▶ _TO BE DONE_: Each line below must be set down exactly; omit any image you find.

▶ _RECORDS FOR THE TASK_:
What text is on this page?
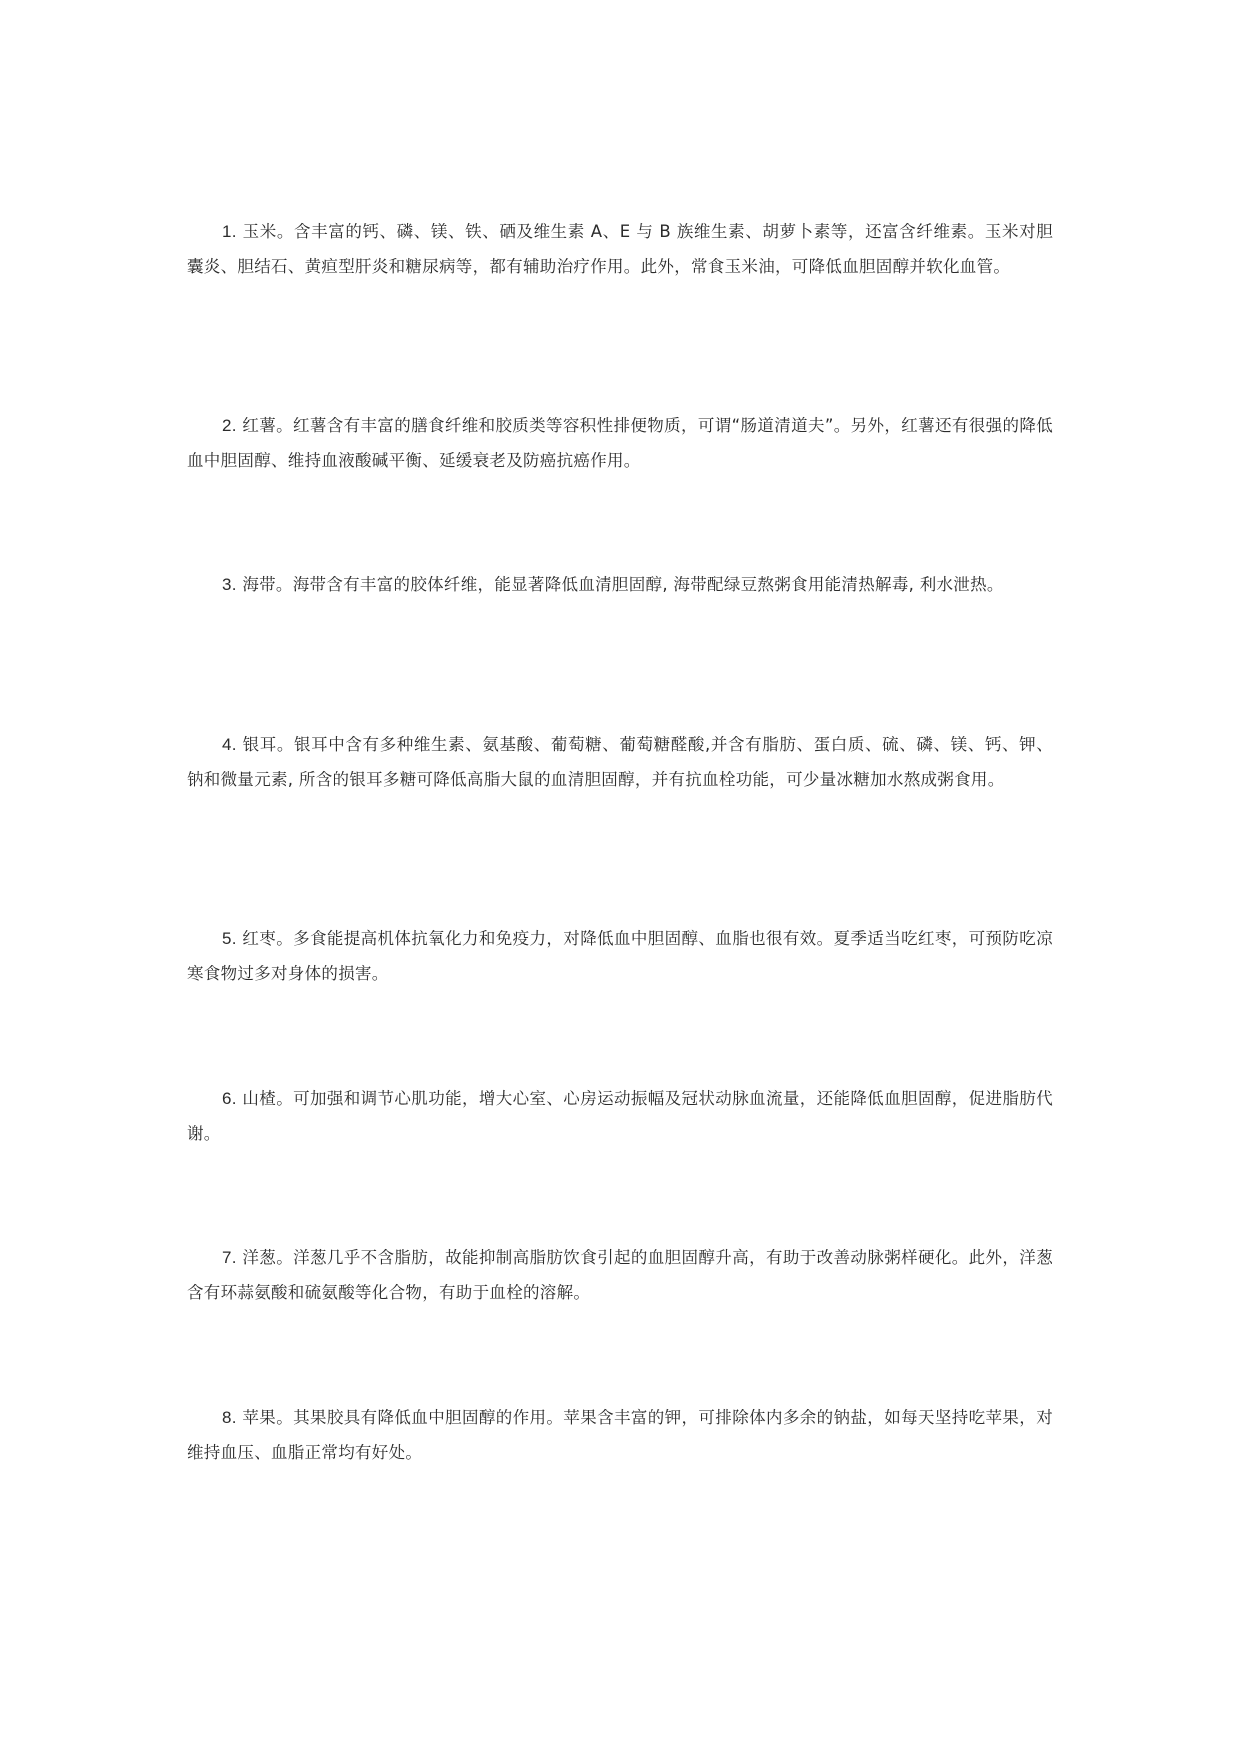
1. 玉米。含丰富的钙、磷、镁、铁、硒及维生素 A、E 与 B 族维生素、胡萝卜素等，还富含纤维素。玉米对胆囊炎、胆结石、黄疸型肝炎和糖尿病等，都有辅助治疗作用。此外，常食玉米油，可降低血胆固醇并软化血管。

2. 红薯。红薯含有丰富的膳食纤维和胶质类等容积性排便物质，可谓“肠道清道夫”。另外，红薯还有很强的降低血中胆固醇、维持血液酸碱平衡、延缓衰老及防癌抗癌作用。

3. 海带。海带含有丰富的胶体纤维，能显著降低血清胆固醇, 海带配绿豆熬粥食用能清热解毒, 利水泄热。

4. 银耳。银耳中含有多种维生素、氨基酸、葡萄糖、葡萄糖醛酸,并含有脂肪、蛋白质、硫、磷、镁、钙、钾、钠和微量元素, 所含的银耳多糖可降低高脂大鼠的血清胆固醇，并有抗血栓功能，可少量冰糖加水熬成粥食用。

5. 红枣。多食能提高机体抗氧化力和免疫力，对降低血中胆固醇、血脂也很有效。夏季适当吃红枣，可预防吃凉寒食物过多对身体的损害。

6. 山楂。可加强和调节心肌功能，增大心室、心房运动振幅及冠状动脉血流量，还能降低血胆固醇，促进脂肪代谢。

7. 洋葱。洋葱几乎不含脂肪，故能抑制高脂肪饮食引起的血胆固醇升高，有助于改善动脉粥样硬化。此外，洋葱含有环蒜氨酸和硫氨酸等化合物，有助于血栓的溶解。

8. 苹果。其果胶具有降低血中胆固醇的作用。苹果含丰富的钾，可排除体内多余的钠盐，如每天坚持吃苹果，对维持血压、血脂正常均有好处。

▶ _FULL RESPONSE_:
What text is on this page?
1. 玉米。含丰富的钙、磷、镁、铁、硒及维生素 A、E 与 B 族维生素、胡萝卜素等，还富含纤维素。玉米对胆囊炎、胆结石、黄疸型肝炎和糖尿病等，都有辅助治疗作用。此外，常食玉米油，可降低血胆固醇并软化血管。

2. 红薯。红薯含有丰富的膳食纤维和胶质类等容积性排便物质，可谓“肠道清道夫”。另外，红薯还有很强的降低血中胆固醇、维持血液酸碱平衡、延缓衰老及防癌抗癌作用。

3. 海带。海带含有丰富的胶体纤维，能显著降低血清胆固醇, 海带配绿豆熬粥食用能清热解毒, 利水泄热。

4. 银耳。银耳中含有多种维生素、氨基酸、葡萄糖、葡萄糖醛酸,并含有脂肪、蛋白质、硫、磷、镁、钙、钾、钠和微量元素, 所含的银耳多糖可降低高脂大鼠的血清胆固醇，并有抗血栓功能，可少量冰糖加水熬成粥食用。

5. 红枣。多食能提高机体抗氧化力和免疫力，对降低血中胆固醇、血脂也很有效。夏季适当吃红枣，可预防吃凉寒食物过多对身体的损害。

6. 山楂。可加强和调节心肌功能，增大心室、心房运动振幅及冠状动脉血流量，还能降低血胆固醇，促进脂肪代谢。

7. 洋葱。洋葱几乎不含脂肪，故能抑制高脂肪饮食引起的血胆固醇升高，有助于改善动脉粥样硬化。此外，洋葱含有环蒜氨酸和硫氨酸等化合物，有助于血栓的溶解。

8. 苹果。其果胶具有降低血中胆固醇的作用。苹果含丰富的钾，可排除体内多余的钠盐，如每天坚持吃苹果，对维持血压、血脂正常均有好处。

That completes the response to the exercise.